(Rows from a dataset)
--------
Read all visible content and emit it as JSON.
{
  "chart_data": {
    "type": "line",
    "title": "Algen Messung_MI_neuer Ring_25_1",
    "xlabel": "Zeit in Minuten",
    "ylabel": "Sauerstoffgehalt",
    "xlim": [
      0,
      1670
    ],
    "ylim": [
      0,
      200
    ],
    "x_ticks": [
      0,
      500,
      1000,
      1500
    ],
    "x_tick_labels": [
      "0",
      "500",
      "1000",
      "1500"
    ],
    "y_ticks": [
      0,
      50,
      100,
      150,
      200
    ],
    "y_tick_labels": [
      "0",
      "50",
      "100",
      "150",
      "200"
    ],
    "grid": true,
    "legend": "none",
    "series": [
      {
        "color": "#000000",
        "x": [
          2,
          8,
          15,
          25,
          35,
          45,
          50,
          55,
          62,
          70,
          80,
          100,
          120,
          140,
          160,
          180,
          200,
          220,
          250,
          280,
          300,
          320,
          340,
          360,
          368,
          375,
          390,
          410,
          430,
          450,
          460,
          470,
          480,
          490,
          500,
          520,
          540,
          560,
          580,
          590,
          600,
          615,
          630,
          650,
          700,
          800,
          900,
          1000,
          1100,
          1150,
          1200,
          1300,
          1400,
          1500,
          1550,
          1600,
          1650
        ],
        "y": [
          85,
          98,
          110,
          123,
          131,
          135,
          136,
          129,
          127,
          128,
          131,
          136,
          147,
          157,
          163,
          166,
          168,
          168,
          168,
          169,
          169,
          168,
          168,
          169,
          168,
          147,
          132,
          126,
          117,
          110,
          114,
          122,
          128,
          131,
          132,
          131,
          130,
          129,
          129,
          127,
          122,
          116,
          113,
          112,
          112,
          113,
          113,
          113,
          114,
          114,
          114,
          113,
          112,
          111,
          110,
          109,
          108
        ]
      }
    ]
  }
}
--------
- _Written instruction_: Retype the records that precede this task, keeping them exactly the same.

- _Output below_:
Read all visible content and emit it as JSON.
{
  "chart_data": {
    "type": "line",
    "title": "Algen Messung_MI_neuer Ring_25_1",
    "xlabel": "Zeit in Minuten",
    "ylabel": "Sauerstoffgehalt",
    "xlim": [
      0,
      1670
    ],
    "ylim": [
      0,
      200
    ],
    "x_ticks": [
      0,
      500,
      1000,
      1500
    ],
    "x_tick_labels": [
      "0",
      "500",
      "1000",
      "1500"
    ],
    "y_ticks": [
      0,
      50,
      100,
      150,
      200
    ],
    "y_tick_labels": [
      "0",
      "50",
      "100",
      "150",
      "200"
    ],
    "grid": true,
    "legend": "none",
    "series": [
      {
        "color": "#000000",
        "x": [
          2,
          8,
          15,
          25,
          35,
          45,
          50,
          55,
          62,
          70,
          80,
          100,
          120,
          140,
          160,
          180,
          200,
          220,
          250,
          280,
          300,
          320,
          340,
          360,
          368,
          375,
          390,
          410,
          430,
          450,
          460,
          470,
          480,
          490,
          500,
          520,
          540,
          560,
          580,
          590,
          600,
          615,
          630,
          650,
          700,
          800,
          900,
          1000,
          1100,
          1150,
          1200,
          1300,
          1400,
          1500,
          1550,
          1600,
          1650
        ],
        "y": [
          85,
          98,
          110,
          123,
          131,
          135,
          136,
          129,
          127,
          128,
          131,
          136,
          147,
          157,
          163,
          166,
          168,
          168,
          168,
          169,
          169,
          168,
          168,
          169,
          168,
          147,
          132,
          126,
          117,
          110,
          114,
          122,
          128,
          131,
          132,
          131,
          130,
          129,
          129,
          127,
          122,
          116,
          113,
          112,
          112,
          113,
          113,
          113,
          114,
          114,
          114,
          113,
          112,
          111,
          110,
          109,
          108
        ]
      }
    ]
  }
}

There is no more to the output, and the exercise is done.